§ Dataset records
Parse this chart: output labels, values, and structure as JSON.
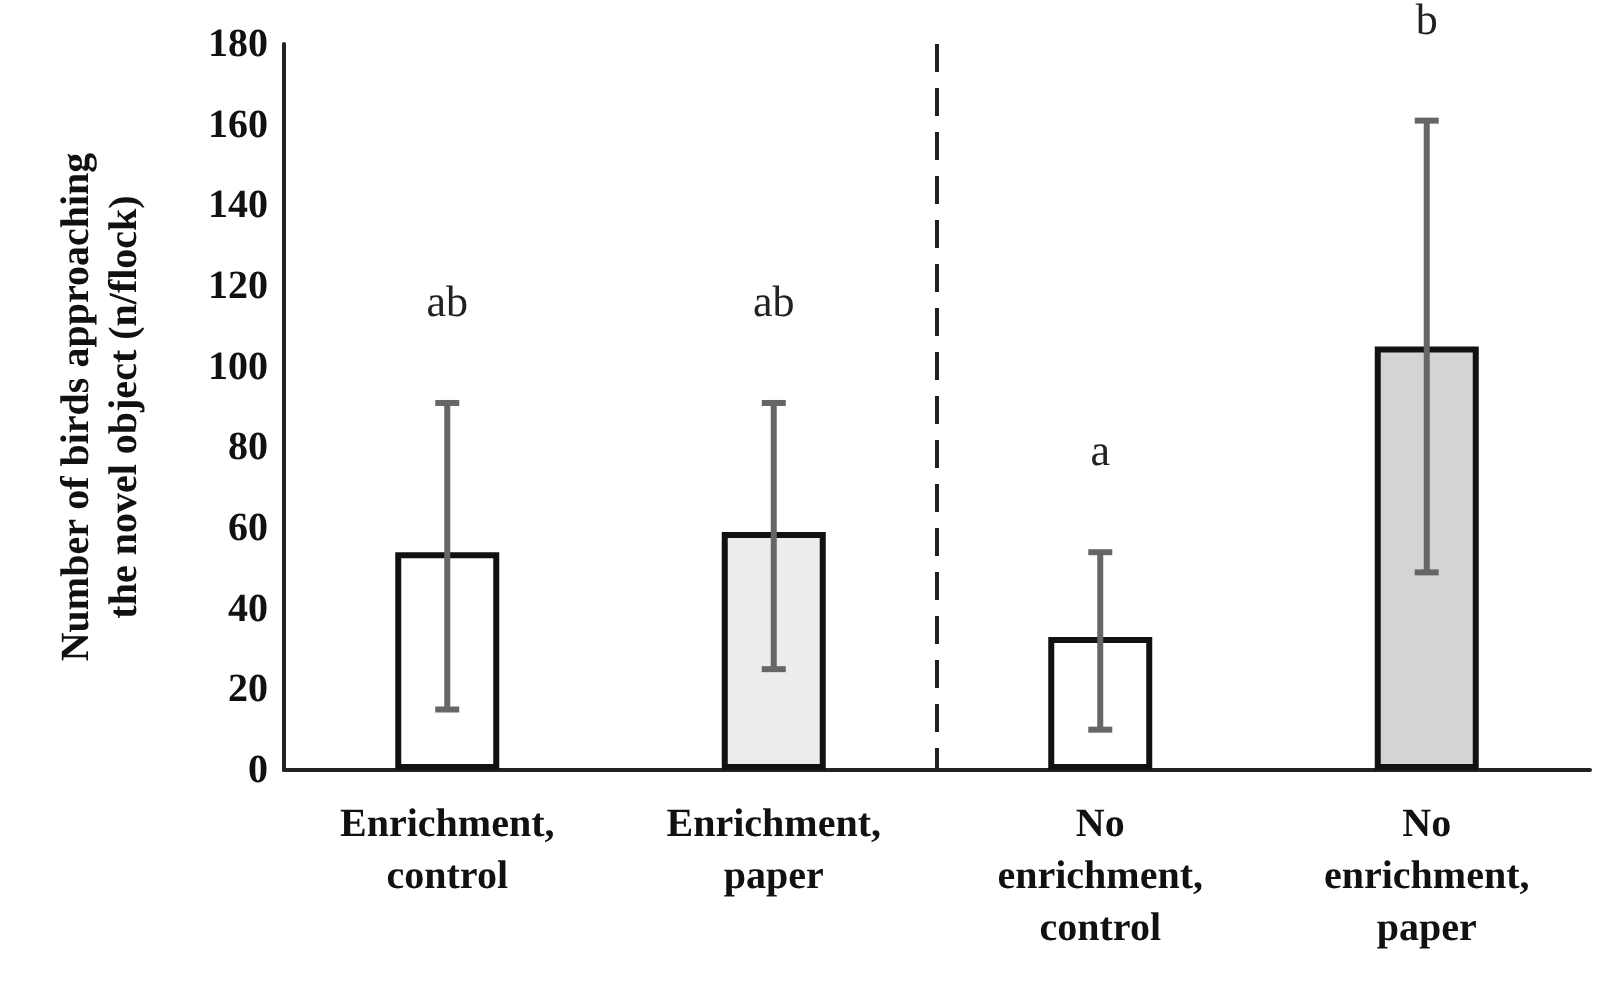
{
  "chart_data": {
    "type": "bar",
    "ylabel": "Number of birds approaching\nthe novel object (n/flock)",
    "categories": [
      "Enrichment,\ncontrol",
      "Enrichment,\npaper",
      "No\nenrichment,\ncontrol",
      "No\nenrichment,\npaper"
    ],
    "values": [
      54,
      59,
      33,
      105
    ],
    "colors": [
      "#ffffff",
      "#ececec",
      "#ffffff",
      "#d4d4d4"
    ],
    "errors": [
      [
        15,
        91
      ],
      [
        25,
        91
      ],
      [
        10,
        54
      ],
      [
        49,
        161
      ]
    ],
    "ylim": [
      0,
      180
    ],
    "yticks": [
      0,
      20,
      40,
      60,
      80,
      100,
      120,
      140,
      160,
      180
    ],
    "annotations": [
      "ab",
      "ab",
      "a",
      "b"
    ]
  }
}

* * *

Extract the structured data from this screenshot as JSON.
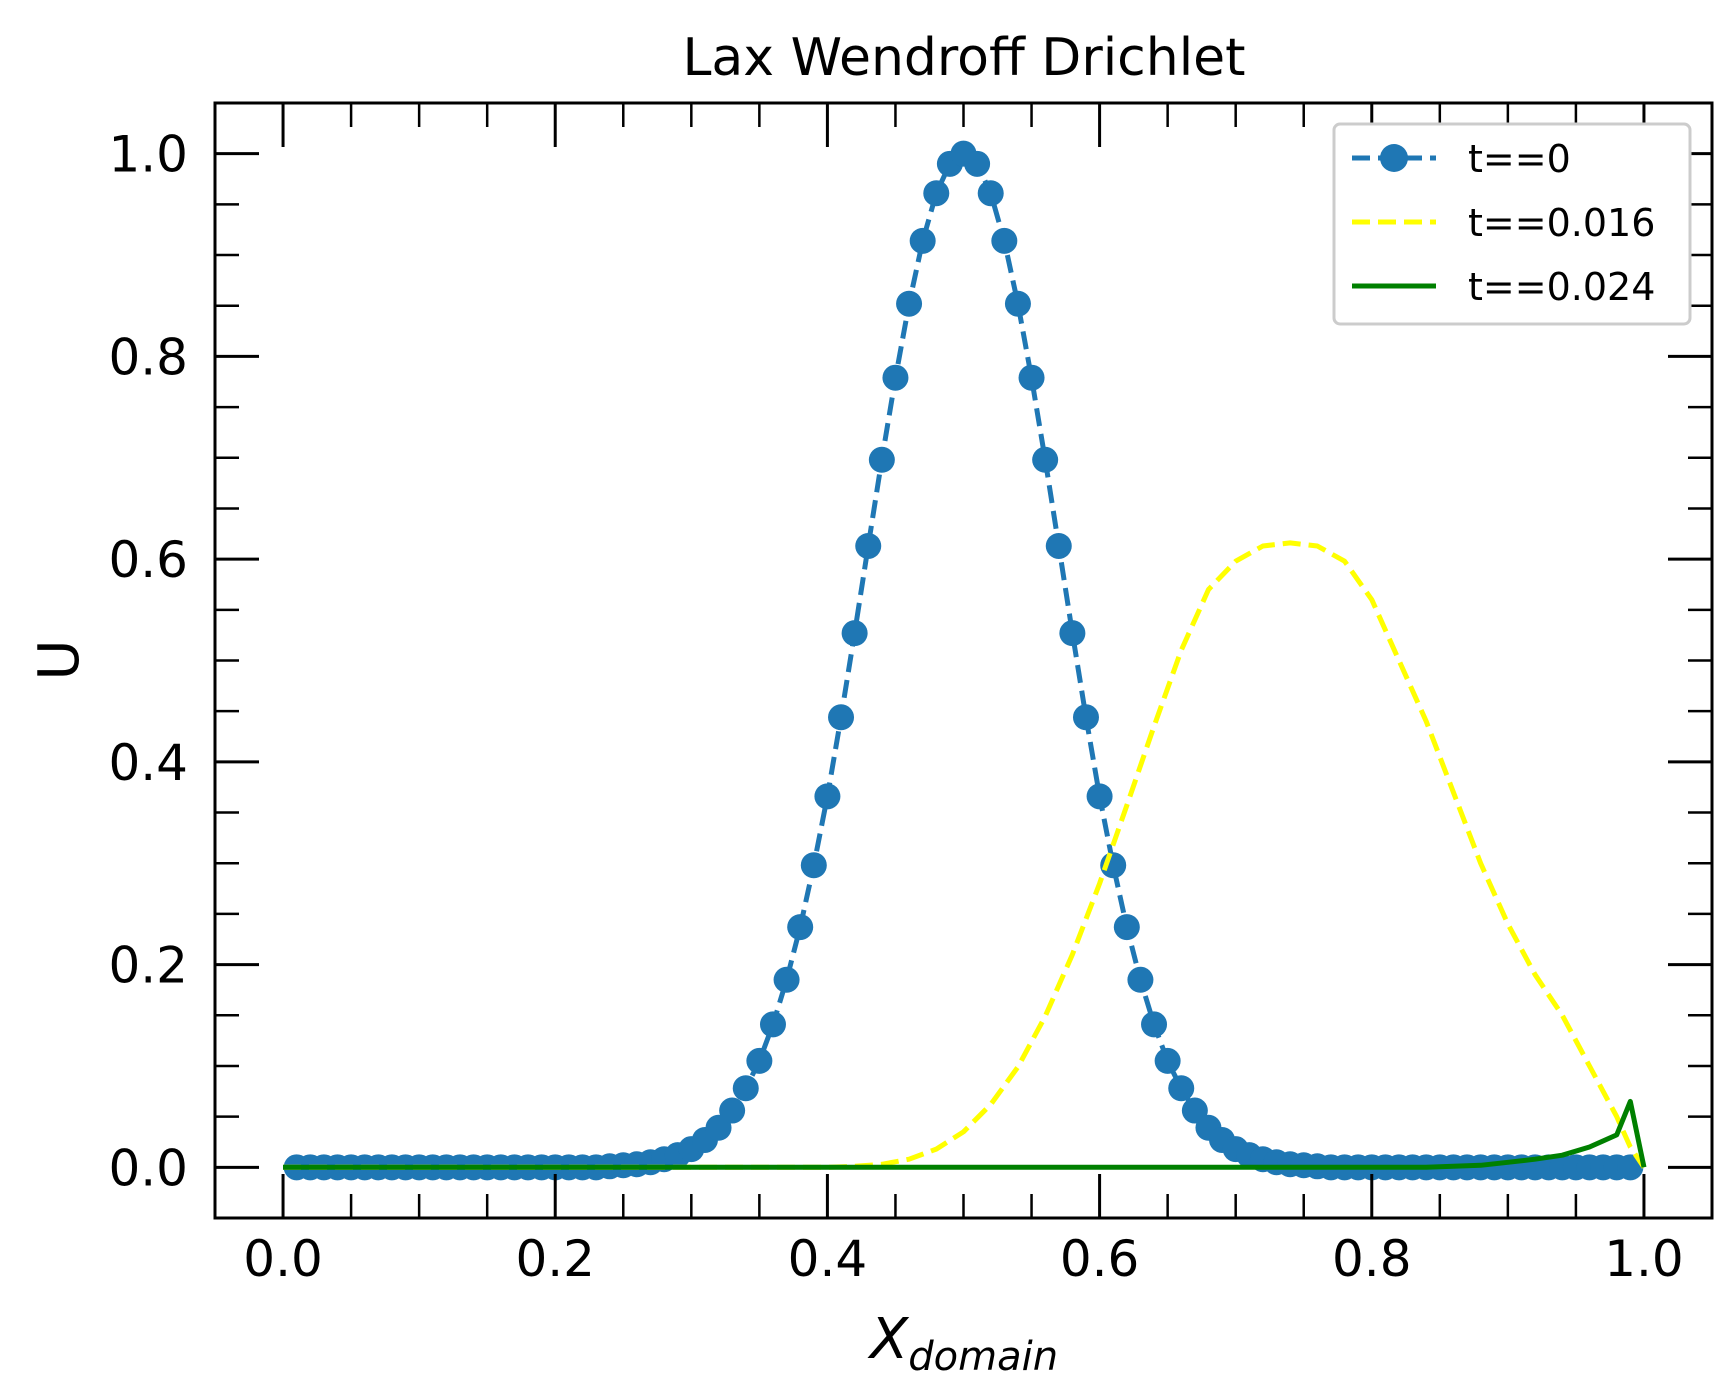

* * *

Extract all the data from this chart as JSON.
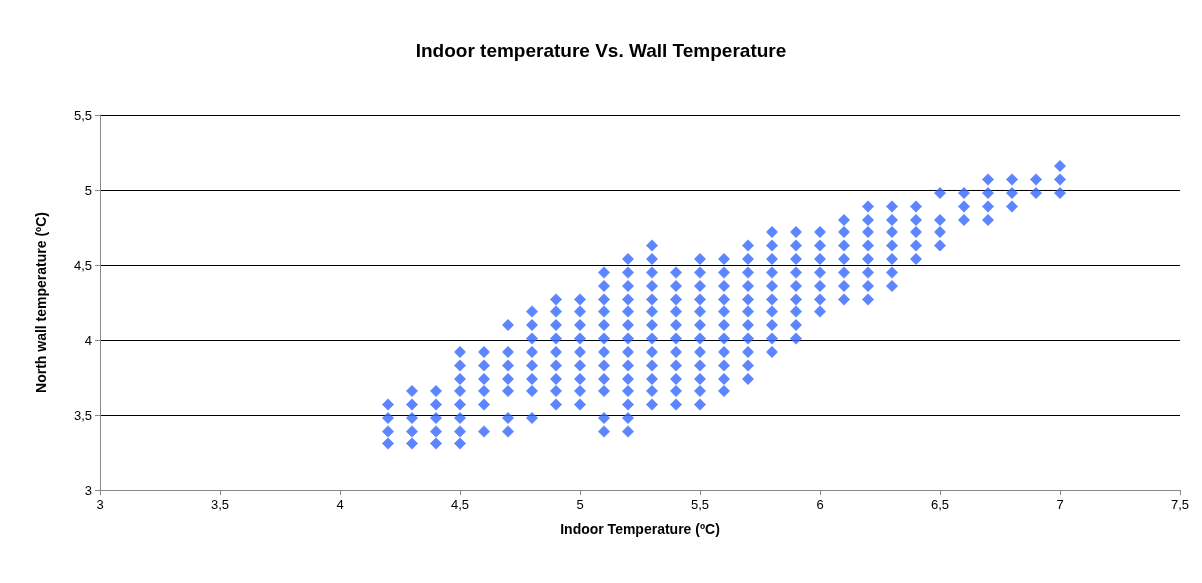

§ What to produce
Determine the number of lines in these entries that contain the word "from", and write only that number.

§ Response
2